■ **Stated exercise**: Find and return each line containing "ylabel".

┄┄┄┄┄┄┄┄┄┄

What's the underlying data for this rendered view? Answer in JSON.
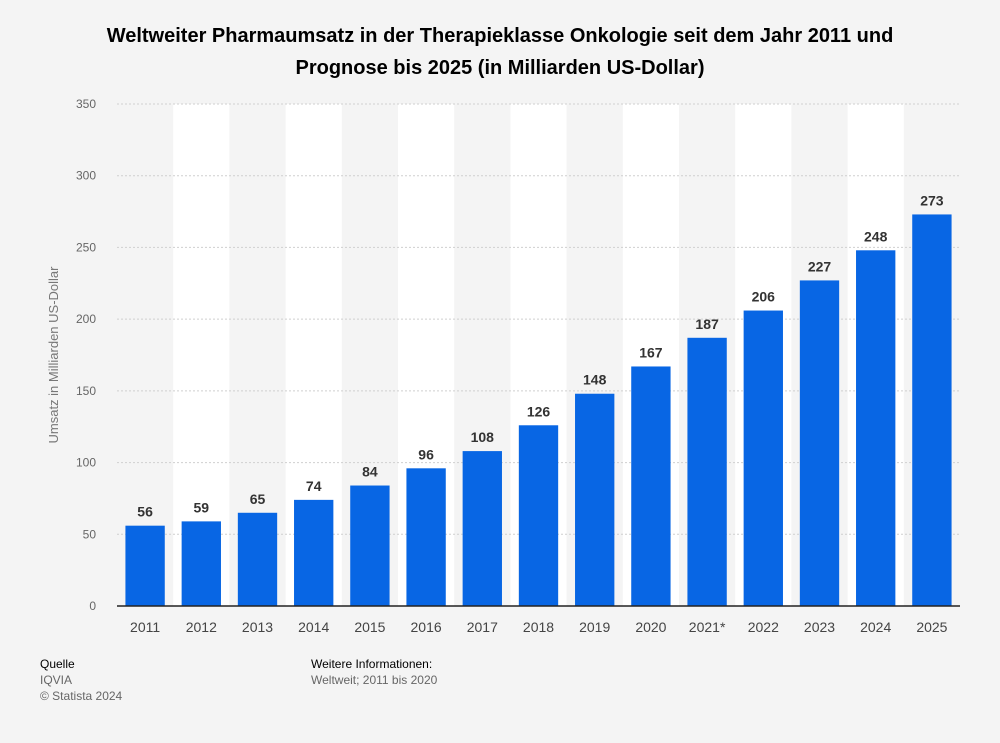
{
  "chart_data": {
    "type": "bar",
    "title": "Weltweiter Pharmaumsatz in der Therapieklasse Onkologie seit dem Jahr 2011 und Prognose bis 2025 (in Milliarden US-Dollar)",
    "xlabel": "",
    "ylabel": "Umsatz in Milliarden US-Dollar",
    "categories": [
      "2011",
      "2012",
      "2013",
      "2014",
      "2015",
      "2016",
      "2017",
      "2018",
      "2019",
      "2020",
      "2021*",
      "2022",
      "2023",
      "2024",
      "2025"
    ],
    "values": [
      56,
      59,
      65,
      74,
      84,
      96,
      108,
      126,
      148,
      167,
      187,
      206,
      227,
      248,
      273
    ],
    "ylim": [
      0,
      350
    ],
    "yticks": [
      0,
      50,
      100,
      150,
      200,
      250,
      300,
      350
    ],
    "grid": true,
    "legend": "none",
    "bar_color": "#0866e4"
  },
  "footer": {
    "source_heading": "Quelle",
    "source_name": "IQVIA",
    "copyright": "© Statista 2024",
    "info_heading": "Weitere Informationen:",
    "info_text": "Weltweit; 2011 bis 2020"
  }
}
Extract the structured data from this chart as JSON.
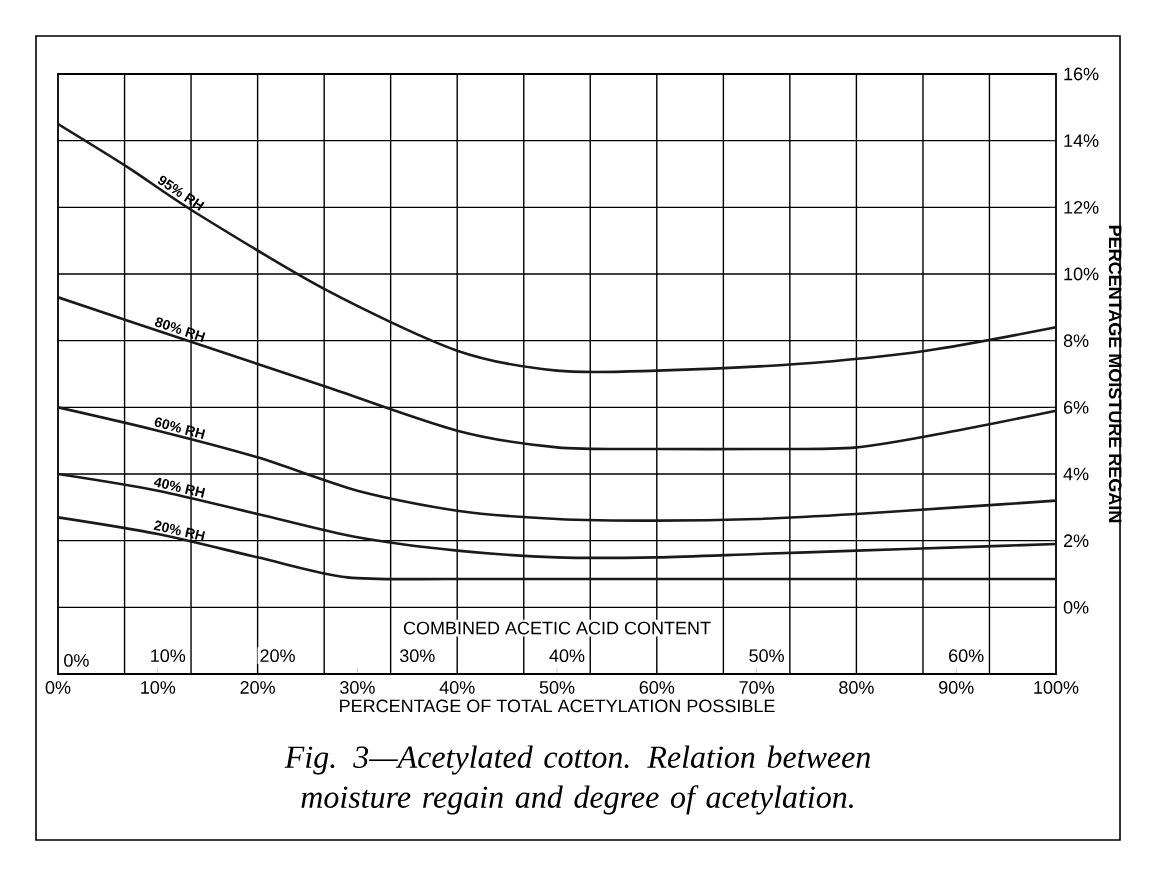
{
  "chart_data": {
    "type": "line",
    "xlabel": "PERCENTAGE OF TOTAL ACETYLATION POSSIBLE",
    "ylabel": "PERCENTAGE MOISTURE REGAIN",
    "annotations": [
      "Fig. 3—Acetylated cotton.  Relation between moisture regain and degree of acetylation.",
      "COMBINED ACETIC ACID CONTENT",
      "0%",
      {
        "text": "10%",
        "x": 11,
        "y": -1.45
      },
      {
        "text": "20%",
        "x": 22,
        "y": -1.45
      },
      {
        "text": "30%",
        "x": 36,
        "y": -1.45
      },
      {
        "text": "40%",
        "x": 51,
        "y": -1.45
      },
      {
        "text": "50%",
        "x": 71,
        "y": -1.45
      },
      {
        "text": "60%",
        "x": 91,
        "y": -1.45
      }
    ],
    "xlim": [
      0,
      100
    ],
    "ylim": [
      -2,
      16
    ],
    "xticks": [
      {
        "value": 0,
        "label": "0%"
      },
      {
        "value": 10,
        "label": "10%"
      },
      {
        "value": 20,
        "label": "20%"
      },
      {
        "value": 30,
        "label": "30%"
      },
      {
        "value": 40,
        "label": "40%"
      },
      {
        "value": 50,
        "label": "50%"
      },
      {
        "value": 60,
        "label": "60%"
      },
      {
        "value": 70,
        "label": "70%"
      },
      {
        "value": 80,
        "label": "80%"
      },
      {
        "value": 90,
        "label": "90%"
      },
      {
        "value": 100,
        "label": "100%"
      },
      {
        "value": 6.67,
        "label": null
      },
      {
        "value": 13.33,
        "label": null
      },
      {
        "value": 20,
        "label": null
      },
      {
        "value": 26.67,
        "label": null
      },
      {
        "value": 33.33,
        "label": null
      },
      {
        "value": 40,
        "label": null
      },
      {
        "value": 46.67,
        "label": null
      },
      {
        "value": 53.33,
        "label": null
      },
      {
        "value": 60,
        "label": null
      },
      {
        "value": 66.67,
        "label": null
      },
      {
        "value": 73.33,
        "label": null
      },
      {
        "value": 80,
        "label": null
      },
      {
        "value": 86.67,
        "label": null
      },
      {
        "value": 93.33,
        "label": null
      }
    ],
    "yticks": [
      {
        "value": 0,
        "label": "0%"
      },
      {
        "value": 2,
        "label": "2%"
      },
      {
        "value": 4,
        "label": "4%"
      },
      {
        "value": 6,
        "label": "6%"
      },
      {
        "value": 8,
        "label": "8%"
      },
      {
        "value": 10,
        "label": "10%"
      },
      {
        "value": 12,
        "label": "12%"
      },
      {
        "value": 14,
        "label": "14%"
      },
      {
        "value": 16,
        "label": "16%"
      }
    ],
    "grid": true,
    "legend": false,
    "marker": "none",
    "line_style": "solid",
    "series": [
      {
        "name": "95% RH",
        "color": "#1a1a1a",
        "x": [
          0,
          7,
          14,
          27,
          40,
          50,
          60,
          74,
          87,
          100
        ],
        "values": [
          14.5,
          13.2,
          11.8,
          9.5,
          7.7,
          7.1,
          7.1,
          7.3,
          7.7,
          8.4
        ]
      },
      {
        "name": "80% RH",
        "color": "#1a1a1a",
        "x": [
          0,
          14,
          27,
          40,
          50,
          60,
          70,
          80,
          90,
          100
        ],
        "values": [
          9.3,
          7.9,
          6.6,
          5.3,
          4.8,
          4.75,
          4.75,
          4.8,
          5.3,
          5.9
        ]
      },
      {
        "name": "60% RH",
        "color": "#1a1a1a",
        "x": [
          0,
          10,
          20,
          30,
          40,
          50,
          60,
          70,
          80,
          90,
          100
        ],
        "values": [
          6.0,
          5.3,
          4.5,
          3.5,
          2.9,
          2.65,
          2.6,
          2.65,
          2.8,
          3.0,
          3.2
        ]
      },
      {
        "name": "40% RH",
        "color": "#1a1a1a",
        "x": [
          0,
          10,
          20,
          30,
          40,
          50,
          60,
          70,
          80,
          90,
          100
        ],
        "values": [
          4.0,
          3.5,
          2.8,
          2.1,
          1.7,
          1.5,
          1.5,
          1.6,
          1.7,
          1.8,
          1.9
        ]
      },
      {
        "name": "20% RH",
        "color": "#1a1a1a",
        "x": [
          0,
          10,
          20,
          29,
          40,
          60,
          80,
          100
        ],
        "values": [
          2.7,
          2.2,
          1.5,
          0.9,
          0.85,
          0.85,
          0.85,
          0.85
        ]
      }
    ]
  }
}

┄┄┄┄┄┄┄┄┄┄

■ **Written response**:
    "ylabel": "Umsatz in Milliarden US-Dollar",
    "ylabel": "PERCENTAGE MOISTURE REGAIN",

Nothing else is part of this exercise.